**** Input records
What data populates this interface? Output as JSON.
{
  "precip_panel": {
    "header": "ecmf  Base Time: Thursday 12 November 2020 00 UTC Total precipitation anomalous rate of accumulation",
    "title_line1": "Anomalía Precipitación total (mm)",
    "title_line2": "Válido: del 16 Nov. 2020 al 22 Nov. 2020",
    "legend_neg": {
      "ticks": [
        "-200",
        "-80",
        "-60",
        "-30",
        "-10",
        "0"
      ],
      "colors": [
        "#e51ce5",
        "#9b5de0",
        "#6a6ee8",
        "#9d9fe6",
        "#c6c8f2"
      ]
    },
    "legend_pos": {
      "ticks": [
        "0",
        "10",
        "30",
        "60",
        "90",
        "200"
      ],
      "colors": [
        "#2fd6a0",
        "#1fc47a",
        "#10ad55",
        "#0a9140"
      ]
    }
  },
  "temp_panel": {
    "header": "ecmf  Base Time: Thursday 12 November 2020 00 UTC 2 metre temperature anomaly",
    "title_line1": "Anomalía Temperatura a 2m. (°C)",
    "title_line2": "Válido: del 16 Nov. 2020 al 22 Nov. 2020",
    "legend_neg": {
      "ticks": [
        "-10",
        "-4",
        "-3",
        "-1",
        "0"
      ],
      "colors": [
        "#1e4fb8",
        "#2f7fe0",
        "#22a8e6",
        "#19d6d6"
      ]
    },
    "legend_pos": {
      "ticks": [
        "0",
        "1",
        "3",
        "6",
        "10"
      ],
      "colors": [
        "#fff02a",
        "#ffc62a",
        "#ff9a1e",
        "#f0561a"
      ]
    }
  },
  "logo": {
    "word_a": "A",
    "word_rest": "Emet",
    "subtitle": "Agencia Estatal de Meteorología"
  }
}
********
● **Requirements**:
Write out the entire listing exactly.

● **Reply to the exercise**:
What data populates this interface? Output as JSON.
{
  "precip_panel": {
    "header": "ecmf  Base Time: Thursday 12 November 2020 00 UTC Total precipitation anomalous rate of accumulation",
    "title_line1": "Anomalía Precipitación total (mm)",
    "title_line2": "Válido: del 16 Nov. 2020 al 22 Nov. 2020",
    "legend_neg": {
      "ticks": [
        "-200",
        "-80",
        "-60",
        "-30",
        "-10",
        "0"
      ],
      "colors": [
        "#e51ce5",
        "#9b5de0",
        "#6a6ee8",
        "#9d9fe6",
        "#c6c8f2"
      ]
    },
    "legend_pos": {
      "ticks": [
        "0",
        "10",
        "30",
        "60",
        "90",
        "200"
      ],
      "colors": [
        "#2fd6a0",
        "#1fc47a",
        "#10ad55",
        "#0a9140"
      ]
    }
  },
  "temp_panel": {
    "header": "ecmf  Base Time: Thursday 12 November 2020 00 UTC 2 metre temperature anomaly",
    "title_line1": "Anomalía Temperatura a 2m. (°C)",
    "title_line2": "Válido: del 16 Nov. 2020 al 22 Nov. 2020",
    "legend_neg": {
      "ticks": [
        "-10",
        "-4",
        "-3",
        "-1",
        "0"
      ],
      "colors": [
        "#1e4fb8",
        "#2f7fe0",
        "#22a8e6",
        "#19d6d6"
      ]
    },
    "legend_pos": {
      "ticks": [
        "0",
        "1",
        "3",
        "6",
        "10"
      ],
      "colors": [
        "#fff02a",
        "#ffc62a",
        "#ff9a1e",
        "#f0561a"
      ]
    }
  },
  "logo": {
    "word_a": "A",
    "word_rest": "Emet",
    "subtitle": "Agencia Estatal de Meteorología"
  }
}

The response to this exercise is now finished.